WHAT IS ASKED → All of the records below should be output exactly.

RECORDS →
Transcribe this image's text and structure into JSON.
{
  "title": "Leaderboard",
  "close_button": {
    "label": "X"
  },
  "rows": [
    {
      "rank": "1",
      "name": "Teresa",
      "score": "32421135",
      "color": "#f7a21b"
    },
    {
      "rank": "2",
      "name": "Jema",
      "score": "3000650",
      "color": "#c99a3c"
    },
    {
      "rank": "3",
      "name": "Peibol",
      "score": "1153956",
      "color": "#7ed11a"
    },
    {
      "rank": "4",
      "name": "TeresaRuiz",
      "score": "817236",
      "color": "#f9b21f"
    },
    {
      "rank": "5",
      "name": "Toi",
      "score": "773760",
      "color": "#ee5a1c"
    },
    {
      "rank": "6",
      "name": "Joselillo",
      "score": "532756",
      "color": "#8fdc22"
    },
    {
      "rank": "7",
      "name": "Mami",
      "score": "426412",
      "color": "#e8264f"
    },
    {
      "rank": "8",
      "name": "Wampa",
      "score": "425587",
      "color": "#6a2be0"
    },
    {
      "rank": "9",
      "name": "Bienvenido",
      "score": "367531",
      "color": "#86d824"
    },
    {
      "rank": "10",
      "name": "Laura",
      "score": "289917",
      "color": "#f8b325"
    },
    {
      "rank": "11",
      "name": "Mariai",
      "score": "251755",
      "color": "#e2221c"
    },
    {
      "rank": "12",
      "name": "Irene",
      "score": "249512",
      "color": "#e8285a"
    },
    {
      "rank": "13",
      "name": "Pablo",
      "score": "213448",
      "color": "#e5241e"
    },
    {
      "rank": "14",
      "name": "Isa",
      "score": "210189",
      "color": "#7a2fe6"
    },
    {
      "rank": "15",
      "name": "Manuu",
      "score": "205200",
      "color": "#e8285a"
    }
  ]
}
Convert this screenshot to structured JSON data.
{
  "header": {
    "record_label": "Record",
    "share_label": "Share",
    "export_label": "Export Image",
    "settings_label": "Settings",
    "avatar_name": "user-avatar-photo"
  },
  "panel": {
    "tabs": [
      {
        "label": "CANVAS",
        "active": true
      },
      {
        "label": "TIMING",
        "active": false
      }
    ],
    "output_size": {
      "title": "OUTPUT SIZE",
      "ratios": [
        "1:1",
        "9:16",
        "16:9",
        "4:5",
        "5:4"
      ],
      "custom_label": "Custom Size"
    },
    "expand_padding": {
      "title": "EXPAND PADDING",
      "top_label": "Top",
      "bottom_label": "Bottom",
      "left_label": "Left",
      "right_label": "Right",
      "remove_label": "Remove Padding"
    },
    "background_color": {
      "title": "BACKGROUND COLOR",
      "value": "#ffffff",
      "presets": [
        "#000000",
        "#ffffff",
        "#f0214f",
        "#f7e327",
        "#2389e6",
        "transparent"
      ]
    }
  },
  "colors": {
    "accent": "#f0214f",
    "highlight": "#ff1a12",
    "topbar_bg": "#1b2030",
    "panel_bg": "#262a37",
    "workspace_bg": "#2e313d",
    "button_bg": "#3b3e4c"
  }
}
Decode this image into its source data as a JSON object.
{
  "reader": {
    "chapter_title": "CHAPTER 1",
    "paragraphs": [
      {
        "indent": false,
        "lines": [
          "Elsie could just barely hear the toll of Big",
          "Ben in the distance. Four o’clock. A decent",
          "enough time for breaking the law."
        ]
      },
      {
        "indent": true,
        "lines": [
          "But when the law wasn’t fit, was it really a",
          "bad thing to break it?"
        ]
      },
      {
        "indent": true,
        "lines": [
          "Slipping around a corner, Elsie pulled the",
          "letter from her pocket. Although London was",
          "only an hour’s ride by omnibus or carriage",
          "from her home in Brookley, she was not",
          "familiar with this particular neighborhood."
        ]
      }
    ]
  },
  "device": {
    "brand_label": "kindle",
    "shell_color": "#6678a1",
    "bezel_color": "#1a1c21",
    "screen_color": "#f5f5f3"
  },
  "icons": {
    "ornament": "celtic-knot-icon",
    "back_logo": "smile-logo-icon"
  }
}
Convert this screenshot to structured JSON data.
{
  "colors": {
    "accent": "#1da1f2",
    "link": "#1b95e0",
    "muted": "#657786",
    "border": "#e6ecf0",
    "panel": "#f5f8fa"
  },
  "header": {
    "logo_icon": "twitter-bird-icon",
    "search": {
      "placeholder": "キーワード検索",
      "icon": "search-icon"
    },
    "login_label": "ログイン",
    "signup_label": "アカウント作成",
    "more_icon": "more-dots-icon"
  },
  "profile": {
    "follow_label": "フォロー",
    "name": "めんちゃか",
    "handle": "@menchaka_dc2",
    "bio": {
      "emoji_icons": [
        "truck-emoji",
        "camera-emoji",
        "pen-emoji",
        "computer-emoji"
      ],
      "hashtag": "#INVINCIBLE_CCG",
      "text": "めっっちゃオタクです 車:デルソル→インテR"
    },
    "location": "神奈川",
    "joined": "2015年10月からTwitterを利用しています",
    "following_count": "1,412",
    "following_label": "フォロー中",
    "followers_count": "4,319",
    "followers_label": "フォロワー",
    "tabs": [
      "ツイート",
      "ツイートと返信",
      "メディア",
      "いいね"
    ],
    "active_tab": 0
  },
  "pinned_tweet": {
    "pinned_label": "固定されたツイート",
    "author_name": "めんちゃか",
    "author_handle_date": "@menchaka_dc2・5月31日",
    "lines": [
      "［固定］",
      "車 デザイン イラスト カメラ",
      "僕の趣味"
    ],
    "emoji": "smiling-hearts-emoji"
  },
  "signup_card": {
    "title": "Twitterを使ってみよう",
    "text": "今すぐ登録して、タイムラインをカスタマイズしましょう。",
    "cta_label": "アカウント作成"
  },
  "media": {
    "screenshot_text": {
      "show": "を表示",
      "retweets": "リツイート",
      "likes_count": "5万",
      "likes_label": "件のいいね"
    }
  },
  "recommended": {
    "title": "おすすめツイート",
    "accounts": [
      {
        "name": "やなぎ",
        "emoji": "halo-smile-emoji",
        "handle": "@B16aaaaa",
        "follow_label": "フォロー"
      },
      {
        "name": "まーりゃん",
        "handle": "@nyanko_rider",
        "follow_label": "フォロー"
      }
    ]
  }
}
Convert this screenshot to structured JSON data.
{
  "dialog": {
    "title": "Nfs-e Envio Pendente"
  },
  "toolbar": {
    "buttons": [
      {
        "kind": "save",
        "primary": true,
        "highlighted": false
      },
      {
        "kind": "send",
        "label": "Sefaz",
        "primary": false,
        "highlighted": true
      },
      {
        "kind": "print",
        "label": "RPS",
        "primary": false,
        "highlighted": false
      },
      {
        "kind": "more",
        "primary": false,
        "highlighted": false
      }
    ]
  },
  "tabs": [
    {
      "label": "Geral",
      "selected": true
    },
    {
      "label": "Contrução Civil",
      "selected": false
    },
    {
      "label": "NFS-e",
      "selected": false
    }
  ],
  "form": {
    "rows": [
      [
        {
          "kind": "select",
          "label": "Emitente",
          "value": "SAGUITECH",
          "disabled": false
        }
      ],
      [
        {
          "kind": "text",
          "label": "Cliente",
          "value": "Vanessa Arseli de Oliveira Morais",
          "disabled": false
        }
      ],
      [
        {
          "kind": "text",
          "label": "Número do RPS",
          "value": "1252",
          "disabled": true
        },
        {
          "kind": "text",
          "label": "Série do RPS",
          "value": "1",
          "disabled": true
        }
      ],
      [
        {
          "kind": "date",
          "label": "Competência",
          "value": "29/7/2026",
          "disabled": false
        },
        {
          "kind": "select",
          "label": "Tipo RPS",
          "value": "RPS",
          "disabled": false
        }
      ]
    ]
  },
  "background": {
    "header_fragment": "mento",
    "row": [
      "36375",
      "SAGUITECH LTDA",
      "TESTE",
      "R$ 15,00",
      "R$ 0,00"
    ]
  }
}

IN RESPONSE →
Transcribe this image's text and structure into JSON.
{
  "title": "Leaderboard",
  "close_button": {
    "label": "X"
  },
  "rows": [
    {
      "rank": "1",
      "name": "Teresa",
      "score": "32421135",
      "color": "#f7a21b"
    },
    {
      "rank": "2",
      "name": "Jema",
      "score": "3000650",
      "color": "#c99a3c"
    },
    {
      "rank": "3",
      "name": "Peibol",
      "score": "1153956",
      "color": "#7ed11a"
    },
    {
      "rank": "4",
      "name": "TeresaRuiz",
      "score": "817236",
      "color": "#f9b21f"
    },
    {
      "rank": "5",
      "name": "Toi",
      "score": "773760",
      "color": "#ee5a1c"
    },
    {
      "rank": "6",
      "name": "Joselillo",
      "score": "532756",
      "color": "#8fdc22"
    },
    {
      "rank": "7",
      "name": "Mami",
      "score": "426412",
      "color": "#e8264f"
    },
    {
      "rank": "8",
      "name": "Wampa",
      "score": "425587",
      "color": "#6a2be0"
    },
    {
      "rank": "9",
      "name": "Bienvenido",
      "score": "367531",
      "color": "#86d824"
    },
    {
      "rank": "10",
      "name": "Laura",
      "score": "289917",
      "color": "#f8b325"
    },
    {
      "rank": "11",
      "name": "Mariai",
      "score": "251755",
      "color": "#e2221c"
    },
    {
      "rank": "12",
      "name": "Irene",
      "score": "249512",
      "color": "#e8285a"
    },
    {
      "rank": "13",
      "name": "Pablo",
      "score": "213448",
      "color": "#e5241e"
    },
    {
      "rank": "14",
      "name": "Isa",
      "score": "210189",
      "color": "#7a2fe6"
    },
    {
      "rank": "15",
      "name": "Manuu",
      "score": "205200",
      "color": "#e8285a"
    }
  ]
}
Convert this screenshot to structured JSON data.
{
  "header": {
    "record_label": "Record",
    "share_label": "Share",
    "export_label": "Export Image",
    "settings_label": "Settings",
    "avatar_name": "user-avatar-photo"
  },
  "panel": {
    "tabs": [
      {
        "label": "CANVAS",
        "active": true
      },
      {
        "label": "TIMING",
        "active": false
      }
    ],
    "output_size": {
      "title": "OUTPUT SIZE",
      "ratios": [
        "1:1",
        "9:16",
        "16:9",
        "4:5",
        "5:4"
      ],
      "custom_label": "Custom Size"
    },
    "expand_padding": {
      "title": "EXPAND PADDING",
      "top_label": "Top",
      "bottom_label": "Bottom",
      "left_label": "Left",
      "right_label": "Right",
      "remove_label": "Remove Padding"
    },
    "background_color": {
      "title": "BACKGROUND COLOR",
      "value": "#ffffff",
      "presets": [
        "#000000",
        "#ffffff",
        "#f0214f",
        "#f7e327",
        "#2389e6",
        "transparent"
      ]
    }
  },
  "colors": {
    "accent": "#f0214f",
    "highlight": "#ff1a12",
    "topbar_bg": "#1b2030",
    "panel_bg": "#262a37",
    "workspace_bg": "#2e313d",
    "button_bg": "#3b3e4c"
  }
}
Decode this image into its source data as a JSON object.
{
  "reader": {
    "chapter_title": "CHAPTER 1",
    "paragraphs": [
      {
        "indent": false,
        "lines": [
          "Elsie could just barely hear the toll of Big",
          "Ben in the distance. Four o’clock. A decent",
          "enough time for breaking the law."
        ]
      },
      {
        "indent": true,
        "lines": [
          "But when the law wasn’t fit, was it really a",
          "bad thing to break it?"
        ]
      },
      {
        "indent": true,
        "lines": [
          "Slipping around a corner, Elsie pulled the",
          "letter from her pocket. Although London was",
          "only an hour’s ride by omnibus or carriage",
          "from her home in Brookley, she was not",
          "familiar with this particular neighborhood."
        ]
      }
    ]
  },
  "device": {
    "brand_label": "kindle",
    "shell_color": "#6678a1",
    "bezel_color": "#1a1c21",
    "screen_color": "#f5f5f3"
  },
  "icons": {
    "ornament": "celtic-knot-icon",
    "back_logo": "smile-logo-icon"
  }
}
Convert this screenshot to structured JSON data.
{
  "colors": {
    "accent": "#1da1f2",
    "link": "#1b95e0",
    "muted": "#657786",
    "border": "#e6ecf0",
    "panel": "#f5f8fa"
  },
  "header": {
    "logo_icon": "twitter-bird-icon",
    "search": {
      "placeholder": "キーワード検索",
      "icon": "search-icon"
    },
    "login_label": "ログイン",
    "signup_label": "アカウント作成",
    "more_icon": "more-dots-icon"
  },
  "profile": {
    "follow_label": "フォロー",
    "name": "めんちゃか",
    "handle": "@menchaka_dc2",
    "bio": {
      "emoji_icons": [
        "truck-emoji",
        "camera-emoji",
        "pen-emoji",
        "computer-emoji"
      ],
      "hashtag": "#INVINCIBLE_CCG",
      "text": "めっっちゃオタクです 車:デルソル→インテR"
    },
    "location": "神奈川",
    "joined": "2015年10月からTwitterを利用しています",
    "following_count": "1,412",
    "following_label": "フォロー中",
    "followers_count": "4,319",
    "followers_label": "フォロワー",
    "tabs": [
      "ツイート",
      "ツイートと返信",
      "メディア",
      "いいね"
    ],
    "active_tab": 0
  },
  "pinned_tweet": {
    "pinned_label": "固定されたツイート",
    "author_name": "めんちゃか",
    "author_handle_date": "@menchaka_dc2・5月31日",
    "lines": [
      "［固定］",
      "車 デザイン イラスト カメラ",
      "僕の趣味"
    ],
    "emoji": "smiling-hearts-emoji"
  },
  "signup_card": {
    "title": "Twitterを使ってみよう",
    "text": "今すぐ登録して、タイムラインをカスタマイズしましょう。",
    "cta_label": "アカウント作成"
  },
  "media": {
    "screenshot_text": {
      "show": "を表示",
      "retweets": "リツイート",
      "likes_count": "5万",
      "likes_label": "件のいいね"
    }
  },
  "recommended": {
    "title": "おすすめツイート",
    "accounts": [
      {
        "name": "やなぎ",
        "emoji": "halo-smile-emoji",
        "handle": "@B16aaaaa",
        "follow_label": "フォロー"
      },
      {
        "name": "まーりゃん",
        "handle": "@nyanko_rider",
        "follow_label": "フォロー"
      }
    ]
  }
}
Convert this screenshot to structured JSON data.
{
  "dialog": {
    "title": "Nfs-e Envio Pendente"
  },
  "toolbar": {
    "buttons": [
      {
        "kind": "save",
        "primary": true,
        "highlighted": false
      },
      {
        "kind": "send",
        "label": "Sefaz",
        "primary": false,
        "highlighted": true
      },
      {
        "kind": "print",
        "label": "RPS",
        "primary": false,
        "highlighted": false
      },
      {
        "kind": "more",
        "primary": false,
        "highlighted": false
      }
    ]
  },
  "tabs": [
    {
      "label": "Geral",
      "selected": true
    },
    {
      "label": "Contrução Civil",
      "selected": false
    },
    {
      "label": "NFS-e",
      "selected": false
    }
  ],
  "form": {
    "rows": [
      [
        {
          "kind": "select",
          "label": "Emitente",
          "value": "SAGUITECH",
          "disabled": false
        }
      ],
      [
        {
          "kind": "text",
          "label": "Cliente",
          "value": "Vanessa Arseli de Oliveira Morais",
          "disabled": false
        }
      ],
      [
        {
          "kind": "text",
          "label": "Número do RPS",
          "value": "1252",
          "disabled": true
        },
        {
          "kind": "text",
          "label": "Série do RPS",
          "value": "1",
          "disabled": true
        }
      ],
      [
        {
          "kind": "date",
          "label": "Competência",
          "value": "29/7/2026",
          "disabled": false
        },
        {
          "kind": "select",
          "label": "Tipo RPS",
          "value": "RPS",
          "disabled": false
        }
      ]
    ]
  },
  "background": {
    "header_fragment": "mento",
    "row": [
      "36375",
      "SAGUITECH LTDA",
      "TESTE",
      "R$ 15,00",
      "R$ 0,00"
    ]
  }
}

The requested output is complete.